** Begin Data to process **
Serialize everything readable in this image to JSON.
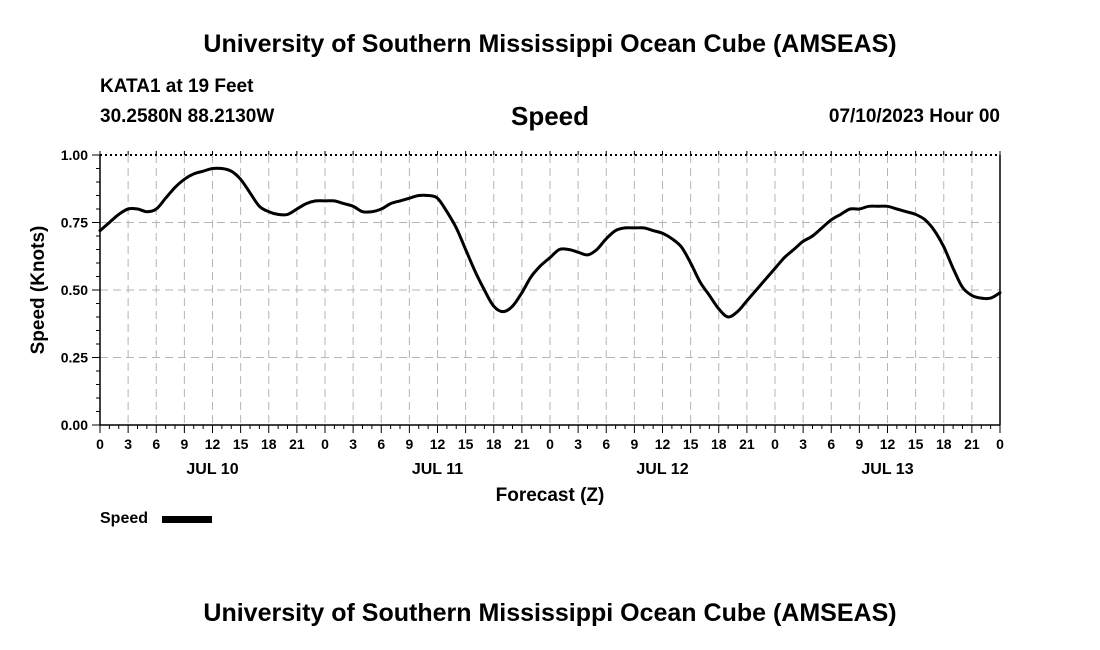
{
  "header": {
    "title": "University of Southern Mississippi Ocean Cube (AMSEAS)",
    "station": "KATA1 at 19 Feet",
    "coordinates": "30.2580N  88.2130W",
    "panel_title": "Speed",
    "datetime": "07/10/2023 Hour 00"
  },
  "footer": {
    "title": "University of Southern Mississippi Ocean Cube (AMSEAS)"
  },
  "legend": {
    "label": "Speed",
    "color": "#000000"
  },
  "chart_data": {
    "type": "line",
    "title": "Speed",
    "xlabel": "Forecast (Z)",
    "ylabel": "Speed (Knots)",
    "ylim": [
      0,
      1.0
    ],
    "xlim": [
      0,
      96
    ],
    "grid": true,
    "y_ticks": [
      "0.00",
      "0.25",
      "0.50",
      "0.75",
      "1.00"
    ],
    "x_tick_labels": [
      "0",
      "3",
      "6",
      "9",
      "12",
      "15",
      "18",
      "21",
      "0",
      "3",
      "6",
      "9",
      "12",
      "15",
      "18",
      "21",
      "0",
      "3",
      "6",
      "9",
      "12",
      "15",
      "18",
      "21",
      "0",
      "3",
      "6",
      "9",
      "12",
      "15",
      "18",
      "21",
      "0"
    ],
    "day_labels": [
      {
        "label": "JUL 10",
        "hour": 12
      },
      {
        "label": "JUL 11",
        "hour": 36
      },
      {
        "label": "JUL 12",
        "hour": 60
      },
      {
        "label": "JUL 13",
        "hour": 84
      }
    ],
    "series": [
      {
        "name": "Speed",
        "x": [
          0,
          1,
          2,
          3,
          4,
          5,
          6,
          7,
          8,
          9,
          10,
          11,
          12,
          13,
          14,
          15,
          16,
          17,
          18,
          19,
          20,
          21,
          22,
          23,
          24,
          25,
          26,
          27,
          28,
          29,
          30,
          31,
          32,
          33,
          34,
          35,
          36,
          37,
          38,
          39,
          40,
          41,
          42,
          43,
          44,
          45,
          46,
          47,
          48,
          49,
          50,
          51,
          52,
          53,
          54,
          55,
          56,
          57,
          58,
          59,
          60,
          61,
          62,
          63,
          64,
          65,
          66,
          67,
          68,
          69,
          70,
          71,
          72,
          73,
          74,
          75,
          76,
          77,
          78,
          79,
          80,
          81,
          82,
          83,
          84,
          85,
          86,
          87,
          88,
          89,
          90,
          91,
          92,
          93,
          94,
          95,
          96
        ],
        "values": [
          0.72,
          0.75,
          0.78,
          0.8,
          0.8,
          0.79,
          0.8,
          0.84,
          0.88,
          0.91,
          0.93,
          0.94,
          0.95,
          0.95,
          0.94,
          0.91,
          0.86,
          0.81,
          0.79,
          0.78,
          0.78,
          0.8,
          0.82,
          0.83,
          0.83,
          0.83,
          0.82,
          0.81,
          0.79,
          0.79,
          0.8,
          0.82,
          0.83,
          0.84,
          0.85,
          0.85,
          0.84,
          0.79,
          0.73,
          0.65,
          0.57,
          0.5,
          0.44,
          0.42,
          0.44,
          0.49,
          0.55,
          0.59,
          0.62,
          0.65,
          0.65,
          0.64,
          0.63,
          0.65,
          0.69,
          0.72,
          0.73,
          0.73,
          0.73,
          0.72,
          0.71,
          0.69,
          0.66,
          0.6,
          0.53,
          0.48,
          0.43,
          0.4,
          0.42,
          0.46,
          0.5,
          0.54,
          0.58,
          0.62,
          0.65,
          0.68,
          0.7,
          0.73,
          0.76,
          0.78,
          0.8,
          0.8,
          0.81,
          0.81,
          0.81,
          0.8,
          0.79,
          0.78,
          0.76,
          0.72,
          0.66,
          0.58,
          0.51,
          0.48,
          0.47,
          0.47,
          0.49
        ]
      }
    ]
  }
}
** End Data to process **
-- Exercise requirements --
Restate the data above exactly, stripping out each image.

-- Full solution --
Serialize everything readable in this image to JSON.
{
  "header": {
    "title": "University of Southern Mississippi Ocean Cube (AMSEAS)",
    "station": "KATA1 at 19 Feet",
    "coordinates": "30.2580N  88.2130W",
    "panel_title": "Speed",
    "datetime": "07/10/2023 Hour 00"
  },
  "footer": {
    "title": "University of Southern Mississippi Ocean Cube (AMSEAS)"
  },
  "legend": {
    "label": "Speed",
    "color": "#000000"
  },
  "chart_data": {
    "type": "line",
    "title": "Speed",
    "xlabel": "Forecast (Z)",
    "ylabel": "Speed (Knots)",
    "ylim": [
      0,
      1.0
    ],
    "xlim": [
      0,
      96
    ],
    "grid": true,
    "y_ticks": [
      "0.00",
      "0.25",
      "0.50",
      "0.75",
      "1.00"
    ],
    "x_tick_labels": [
      "0",
      "3",
      "6",
      "9",
      "12",
      "15",
      "18",
      "21",
      "0",
      "3",
      "6",
      "9",
      "12",
      "15",
      "18",
      "21",
      "0",
      "3",
      "6",
      "9",
      "12",
      "15",
      "18",
      "21",
      "0",
      "3",
      "6",
      "9",
      "12",
      "15",
      "18",
      "21",
      "0"
    ],
    "day_labels": [
      {
        "label": "JUL 10",
        "hour": 12
      },
      {
        "label": "JUL 11",
        "hour": 36
      },
      {
        "label": "JUL 12",
        "hour": 60
      },
      {
        "label": "JUL 13",
        "hour": 84
      }
    ],
    "series": [
      {
        "name": "Speed",
        "x": [
          0,
          1,
          2,
          3,
          4,
          5,
          6,
          7,
          8,
          9,
          10,
          11,
          12,
          13,
          14,
          15,
          16,
          17,
          18,
          19,
          20,
          21,
          22,
          23,
          24,
          25,
          26,
          27,
          28,
          29,
          30,
          31,
          32,
          33,
          34,
          35,
          36,
          37,
          38,
          39,
          40,
          41,
          42,
          43,
          44,
          45,
          46,
          47,
          48,
          49,
          50,
          51,
          52,
          53,
          54,
          55,
          56,
          57,
          58,
          59,
          60,
          61,
          62,
          63,
          64,
          65,
          66,
          67,
          68,
          69,
          70,
          71,
          72,
          73,
          74,
          75,
          76,
          77,
          78,
          79,
          80,
          81,
          82,
          83,
          84,
          85,
          86,
          87,
          88,
          89,
          90,
          91,
          92,
          93,
          94,
          95,
          96
        ],
        "values": [
          0.72,
          0.75,
          0.78,
          0.8,
          0.8,
          0.79,
          0.8,
          0.84,
          0.88,
          0.91,
          0.93,
          0.94,
          0.95,
          0.95,
          0.94,
          0.91,
          0.86,
          0.81,
          0.79,
          0.78,
          0.78,
          0.8,
          0.82,
          0.83,
          0.83,
          0.83,
          0.82,
          0.81,
          0.79,
          0.79,
          0.8,
          0.82,
          0.83,
          0.84,
          0.85,
          0.85,
          0.84,
          0.79,
          0.73,
          0.65,
          0.57,
          0.5,
          0.44,
          0.42,
          0.44,
          0.49,
          0.55,
          0.59,
          0.62,
          0.65,
          0.65,
          0.64,
          0.63,
          0.65,
          0.69,
          0.72,
          0.73,
          0.73,
          0.73,
          0.72,
          0.71,
          0.69,
          0.66,
          0.6,
          0.53,
          0.48,
          0.43,
          0.4,
          0.42,
          0.46,
          0.5,
          0.54,
          0.58,
          0.62,
          0.65,
          0.68,
          0.7,
          0.73,
          0.76,
          0.78,
          0.8,
          0.8,
          0.81,
          0.81,
          0.81,
          0.8,
          0.79,
          0.78,
          0.76,
          0.72,
          0.66,
          0.58,
          0.51,
          0.48,
          0.47,
          0.47,
          0.49
        ]
      }
    ]
  }
}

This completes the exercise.